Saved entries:
==================================================

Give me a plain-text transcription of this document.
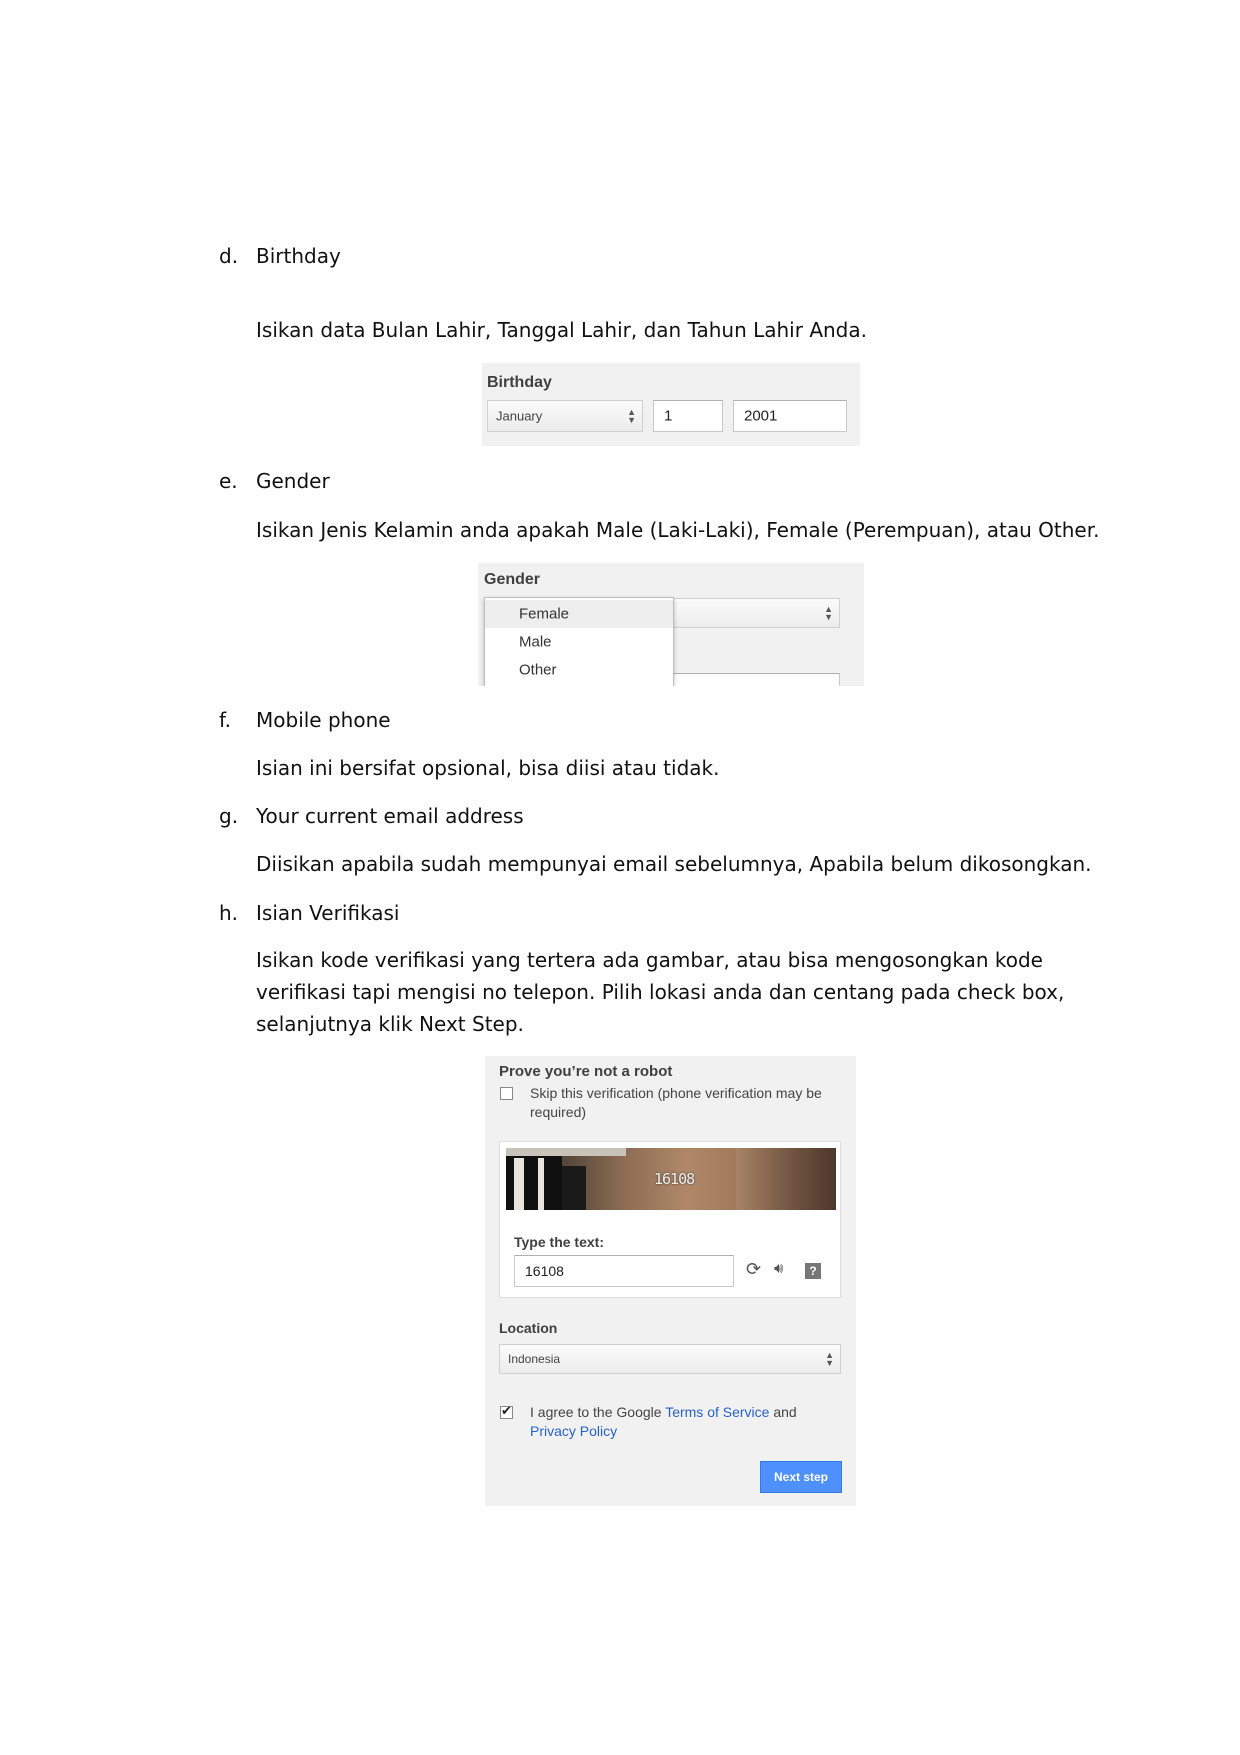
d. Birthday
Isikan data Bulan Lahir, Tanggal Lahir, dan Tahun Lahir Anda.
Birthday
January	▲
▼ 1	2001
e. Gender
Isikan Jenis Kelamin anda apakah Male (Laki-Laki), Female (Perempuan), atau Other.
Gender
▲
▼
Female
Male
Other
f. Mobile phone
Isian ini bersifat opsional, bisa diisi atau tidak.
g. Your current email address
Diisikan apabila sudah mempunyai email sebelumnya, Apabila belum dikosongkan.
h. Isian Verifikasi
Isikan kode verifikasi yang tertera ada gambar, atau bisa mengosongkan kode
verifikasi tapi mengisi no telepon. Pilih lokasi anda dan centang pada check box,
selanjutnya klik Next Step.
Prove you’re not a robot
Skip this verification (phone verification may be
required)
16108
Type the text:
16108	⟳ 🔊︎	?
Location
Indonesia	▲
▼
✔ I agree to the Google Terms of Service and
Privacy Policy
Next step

==================================================

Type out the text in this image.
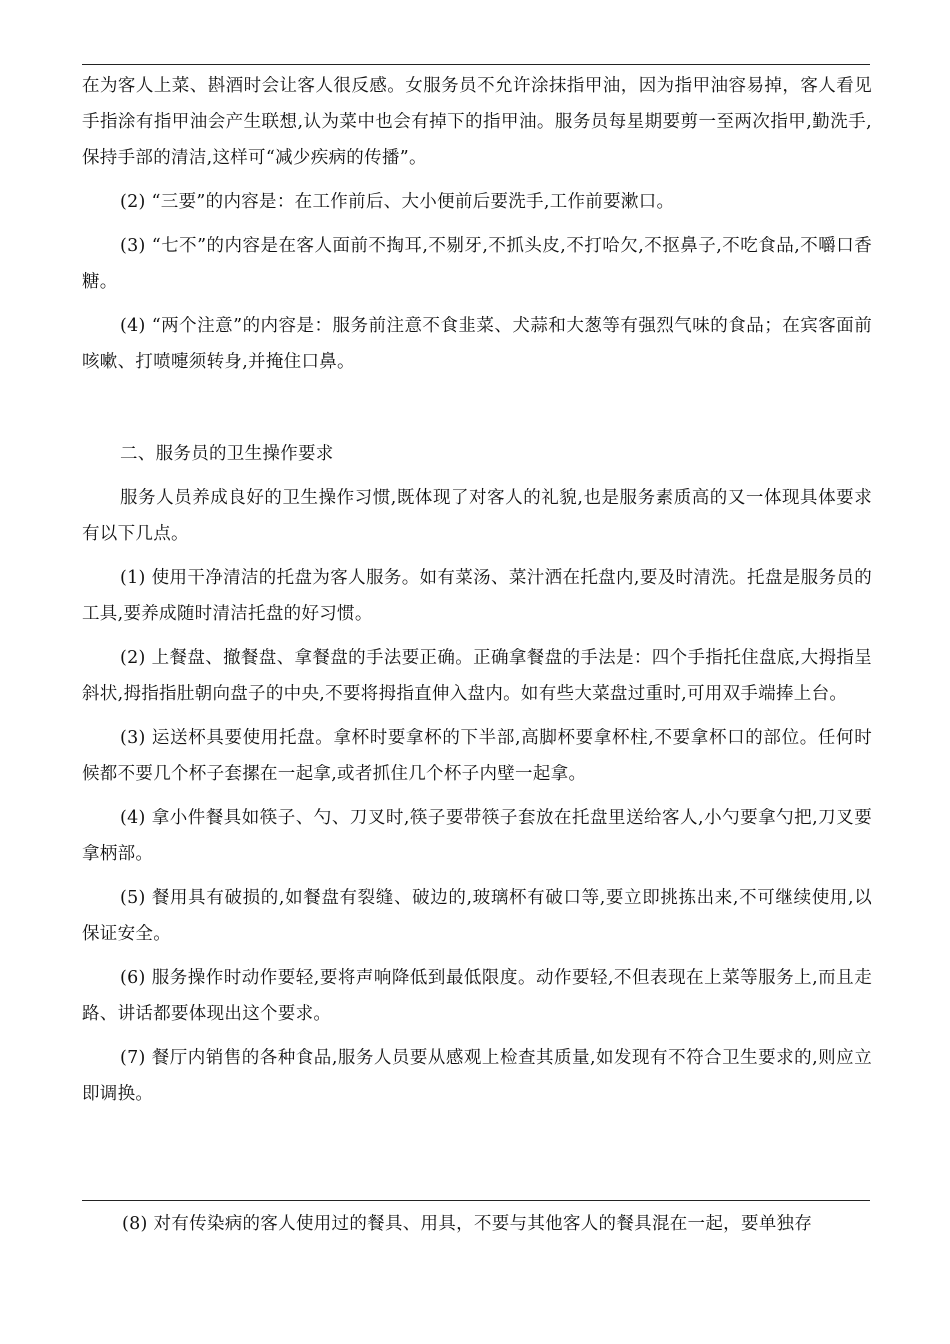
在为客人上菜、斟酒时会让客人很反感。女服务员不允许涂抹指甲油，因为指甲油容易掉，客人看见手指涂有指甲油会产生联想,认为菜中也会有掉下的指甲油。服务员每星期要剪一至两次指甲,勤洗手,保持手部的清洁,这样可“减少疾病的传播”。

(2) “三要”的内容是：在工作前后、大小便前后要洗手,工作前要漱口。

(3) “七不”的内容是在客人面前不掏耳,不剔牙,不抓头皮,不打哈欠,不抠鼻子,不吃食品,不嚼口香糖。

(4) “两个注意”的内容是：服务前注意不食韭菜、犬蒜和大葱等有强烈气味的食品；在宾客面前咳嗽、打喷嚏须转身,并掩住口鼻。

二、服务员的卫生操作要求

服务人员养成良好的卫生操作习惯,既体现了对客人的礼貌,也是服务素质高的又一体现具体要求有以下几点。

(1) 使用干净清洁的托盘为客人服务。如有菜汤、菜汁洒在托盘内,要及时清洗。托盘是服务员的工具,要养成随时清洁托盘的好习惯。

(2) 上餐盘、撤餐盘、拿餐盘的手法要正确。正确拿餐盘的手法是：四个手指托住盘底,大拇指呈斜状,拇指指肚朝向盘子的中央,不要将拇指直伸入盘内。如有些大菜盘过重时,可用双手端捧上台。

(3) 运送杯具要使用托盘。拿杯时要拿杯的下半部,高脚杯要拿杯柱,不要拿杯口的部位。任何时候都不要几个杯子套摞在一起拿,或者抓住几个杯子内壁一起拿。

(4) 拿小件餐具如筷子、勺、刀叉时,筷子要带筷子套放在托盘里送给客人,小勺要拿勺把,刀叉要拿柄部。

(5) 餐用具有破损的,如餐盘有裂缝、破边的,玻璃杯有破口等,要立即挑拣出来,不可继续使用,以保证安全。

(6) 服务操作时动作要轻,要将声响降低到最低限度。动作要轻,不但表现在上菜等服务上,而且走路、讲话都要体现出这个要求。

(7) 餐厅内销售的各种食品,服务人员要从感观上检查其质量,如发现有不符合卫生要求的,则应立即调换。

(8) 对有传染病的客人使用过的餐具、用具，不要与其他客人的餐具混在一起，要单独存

==================================================

→ **Set task**
Within the data above, pick out all lines holding the word "Type".

→ **Expected output**
Type the text:
Type out the text in this image.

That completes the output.